═════ DATA FOR PROCESSING ═════

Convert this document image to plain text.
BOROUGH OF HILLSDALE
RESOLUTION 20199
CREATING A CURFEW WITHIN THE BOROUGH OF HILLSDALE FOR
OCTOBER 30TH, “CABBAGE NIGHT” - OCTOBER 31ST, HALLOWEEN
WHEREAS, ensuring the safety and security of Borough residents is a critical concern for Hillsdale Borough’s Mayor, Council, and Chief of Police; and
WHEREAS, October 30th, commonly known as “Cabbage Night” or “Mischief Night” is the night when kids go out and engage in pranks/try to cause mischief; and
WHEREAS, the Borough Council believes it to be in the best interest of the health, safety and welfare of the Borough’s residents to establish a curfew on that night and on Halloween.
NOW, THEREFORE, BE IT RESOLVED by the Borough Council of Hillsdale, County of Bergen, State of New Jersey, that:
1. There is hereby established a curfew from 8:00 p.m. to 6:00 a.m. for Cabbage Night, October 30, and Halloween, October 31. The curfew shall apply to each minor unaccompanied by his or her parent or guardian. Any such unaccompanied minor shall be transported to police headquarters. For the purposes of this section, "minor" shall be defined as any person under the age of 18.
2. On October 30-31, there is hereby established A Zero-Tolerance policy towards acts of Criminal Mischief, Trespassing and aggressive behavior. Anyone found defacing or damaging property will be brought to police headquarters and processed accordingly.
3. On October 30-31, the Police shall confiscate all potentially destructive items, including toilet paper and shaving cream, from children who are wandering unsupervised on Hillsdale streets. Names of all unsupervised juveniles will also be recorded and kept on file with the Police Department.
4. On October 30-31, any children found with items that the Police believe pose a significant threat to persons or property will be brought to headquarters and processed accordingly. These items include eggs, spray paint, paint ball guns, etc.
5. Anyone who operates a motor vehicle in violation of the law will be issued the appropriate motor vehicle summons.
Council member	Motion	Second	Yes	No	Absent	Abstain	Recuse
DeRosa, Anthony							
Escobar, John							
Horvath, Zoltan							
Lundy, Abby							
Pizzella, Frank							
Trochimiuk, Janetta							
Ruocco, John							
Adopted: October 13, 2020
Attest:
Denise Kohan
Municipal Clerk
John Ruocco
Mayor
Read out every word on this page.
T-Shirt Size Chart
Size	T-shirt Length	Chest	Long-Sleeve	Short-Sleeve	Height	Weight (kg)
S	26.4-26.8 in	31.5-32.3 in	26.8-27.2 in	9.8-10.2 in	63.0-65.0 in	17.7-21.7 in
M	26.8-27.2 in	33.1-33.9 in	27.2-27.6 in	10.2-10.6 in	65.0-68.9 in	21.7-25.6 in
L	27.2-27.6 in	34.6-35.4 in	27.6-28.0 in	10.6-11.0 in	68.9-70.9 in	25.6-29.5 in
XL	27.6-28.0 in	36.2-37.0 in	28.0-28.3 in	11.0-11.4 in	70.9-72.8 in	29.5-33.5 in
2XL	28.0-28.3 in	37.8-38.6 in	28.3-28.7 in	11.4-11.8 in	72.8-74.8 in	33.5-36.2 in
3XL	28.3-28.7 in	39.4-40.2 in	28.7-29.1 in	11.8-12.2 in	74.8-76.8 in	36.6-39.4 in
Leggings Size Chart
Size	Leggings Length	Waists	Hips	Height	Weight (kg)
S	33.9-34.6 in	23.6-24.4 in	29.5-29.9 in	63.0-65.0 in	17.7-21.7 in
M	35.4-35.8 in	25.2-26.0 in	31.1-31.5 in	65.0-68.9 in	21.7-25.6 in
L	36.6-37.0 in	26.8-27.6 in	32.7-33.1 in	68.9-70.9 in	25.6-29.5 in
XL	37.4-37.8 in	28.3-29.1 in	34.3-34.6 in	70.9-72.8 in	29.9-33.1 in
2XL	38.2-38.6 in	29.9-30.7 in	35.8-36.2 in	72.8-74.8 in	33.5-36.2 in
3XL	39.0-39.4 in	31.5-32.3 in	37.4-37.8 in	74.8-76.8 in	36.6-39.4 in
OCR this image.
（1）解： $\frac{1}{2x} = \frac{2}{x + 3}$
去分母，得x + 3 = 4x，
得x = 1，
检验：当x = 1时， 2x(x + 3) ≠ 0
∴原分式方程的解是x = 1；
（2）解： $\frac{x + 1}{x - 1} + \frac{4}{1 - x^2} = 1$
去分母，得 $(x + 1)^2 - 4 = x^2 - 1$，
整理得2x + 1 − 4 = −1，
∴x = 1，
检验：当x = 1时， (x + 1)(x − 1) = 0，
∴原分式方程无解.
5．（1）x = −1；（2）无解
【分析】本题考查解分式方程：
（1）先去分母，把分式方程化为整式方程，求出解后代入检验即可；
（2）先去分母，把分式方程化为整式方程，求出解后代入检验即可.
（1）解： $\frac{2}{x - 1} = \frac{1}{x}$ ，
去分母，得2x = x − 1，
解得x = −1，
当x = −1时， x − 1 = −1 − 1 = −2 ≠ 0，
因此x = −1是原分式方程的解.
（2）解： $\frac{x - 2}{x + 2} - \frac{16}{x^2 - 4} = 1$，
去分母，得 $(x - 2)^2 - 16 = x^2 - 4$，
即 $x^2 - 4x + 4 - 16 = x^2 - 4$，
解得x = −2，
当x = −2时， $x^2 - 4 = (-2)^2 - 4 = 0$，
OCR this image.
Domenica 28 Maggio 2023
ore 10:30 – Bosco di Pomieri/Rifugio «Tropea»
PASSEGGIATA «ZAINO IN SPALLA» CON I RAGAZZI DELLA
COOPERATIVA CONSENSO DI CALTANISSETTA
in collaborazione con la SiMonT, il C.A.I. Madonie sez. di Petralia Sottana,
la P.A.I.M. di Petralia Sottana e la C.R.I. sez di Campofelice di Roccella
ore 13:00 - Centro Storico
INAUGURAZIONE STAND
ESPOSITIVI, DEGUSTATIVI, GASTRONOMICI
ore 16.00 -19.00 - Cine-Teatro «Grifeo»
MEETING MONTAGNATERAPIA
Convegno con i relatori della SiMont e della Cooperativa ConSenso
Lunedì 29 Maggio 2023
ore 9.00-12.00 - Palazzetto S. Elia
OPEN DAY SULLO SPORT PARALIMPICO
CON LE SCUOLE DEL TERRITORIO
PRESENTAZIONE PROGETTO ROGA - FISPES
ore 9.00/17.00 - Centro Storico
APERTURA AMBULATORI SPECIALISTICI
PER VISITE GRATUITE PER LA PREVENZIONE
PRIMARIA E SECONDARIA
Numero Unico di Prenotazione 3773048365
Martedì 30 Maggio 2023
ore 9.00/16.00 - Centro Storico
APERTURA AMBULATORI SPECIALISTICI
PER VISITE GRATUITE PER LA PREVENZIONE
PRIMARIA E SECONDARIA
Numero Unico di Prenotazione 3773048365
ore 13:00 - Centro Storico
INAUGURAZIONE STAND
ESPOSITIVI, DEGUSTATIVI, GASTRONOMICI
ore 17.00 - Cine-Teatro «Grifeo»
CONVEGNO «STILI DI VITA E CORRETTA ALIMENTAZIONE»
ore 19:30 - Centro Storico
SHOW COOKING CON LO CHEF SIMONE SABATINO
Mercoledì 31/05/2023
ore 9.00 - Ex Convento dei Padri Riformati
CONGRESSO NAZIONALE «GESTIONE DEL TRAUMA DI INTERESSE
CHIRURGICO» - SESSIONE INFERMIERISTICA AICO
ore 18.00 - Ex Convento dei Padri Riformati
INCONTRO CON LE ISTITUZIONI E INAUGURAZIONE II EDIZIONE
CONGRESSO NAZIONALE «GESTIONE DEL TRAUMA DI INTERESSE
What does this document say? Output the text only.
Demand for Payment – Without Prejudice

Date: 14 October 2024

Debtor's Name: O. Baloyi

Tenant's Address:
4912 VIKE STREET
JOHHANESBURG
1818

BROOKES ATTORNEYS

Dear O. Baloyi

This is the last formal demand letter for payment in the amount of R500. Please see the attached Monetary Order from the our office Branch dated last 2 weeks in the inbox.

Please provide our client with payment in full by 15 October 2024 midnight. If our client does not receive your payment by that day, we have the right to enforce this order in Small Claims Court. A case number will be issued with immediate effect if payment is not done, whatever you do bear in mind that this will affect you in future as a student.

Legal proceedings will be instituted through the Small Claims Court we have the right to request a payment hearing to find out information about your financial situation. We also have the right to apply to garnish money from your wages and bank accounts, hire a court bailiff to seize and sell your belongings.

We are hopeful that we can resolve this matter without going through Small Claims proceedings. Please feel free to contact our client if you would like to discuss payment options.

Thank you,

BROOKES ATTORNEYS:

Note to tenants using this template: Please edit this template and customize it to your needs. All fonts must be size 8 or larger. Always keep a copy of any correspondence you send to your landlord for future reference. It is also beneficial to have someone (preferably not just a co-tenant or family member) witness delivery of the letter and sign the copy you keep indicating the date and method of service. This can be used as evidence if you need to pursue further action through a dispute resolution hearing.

═════

**WRITTEN REQUEST:**
Copy, from the material, each line that holds the string "client".

**WRITTEN SOLUTION:**
Please provide our client with payment in full by 15 October 2024 midnight. If our client does not receive your payment by that day, we have the right to enforce this order in Small Claims Court. A case number will be issued with immediate effect if payment is not done, whatever you do bear in mind that this will affect you in future as a student.
We are hopeful that we can resolve this matter without going through Small Claims proceedings. Please feel free to contact our client if you would like to discuss payment options.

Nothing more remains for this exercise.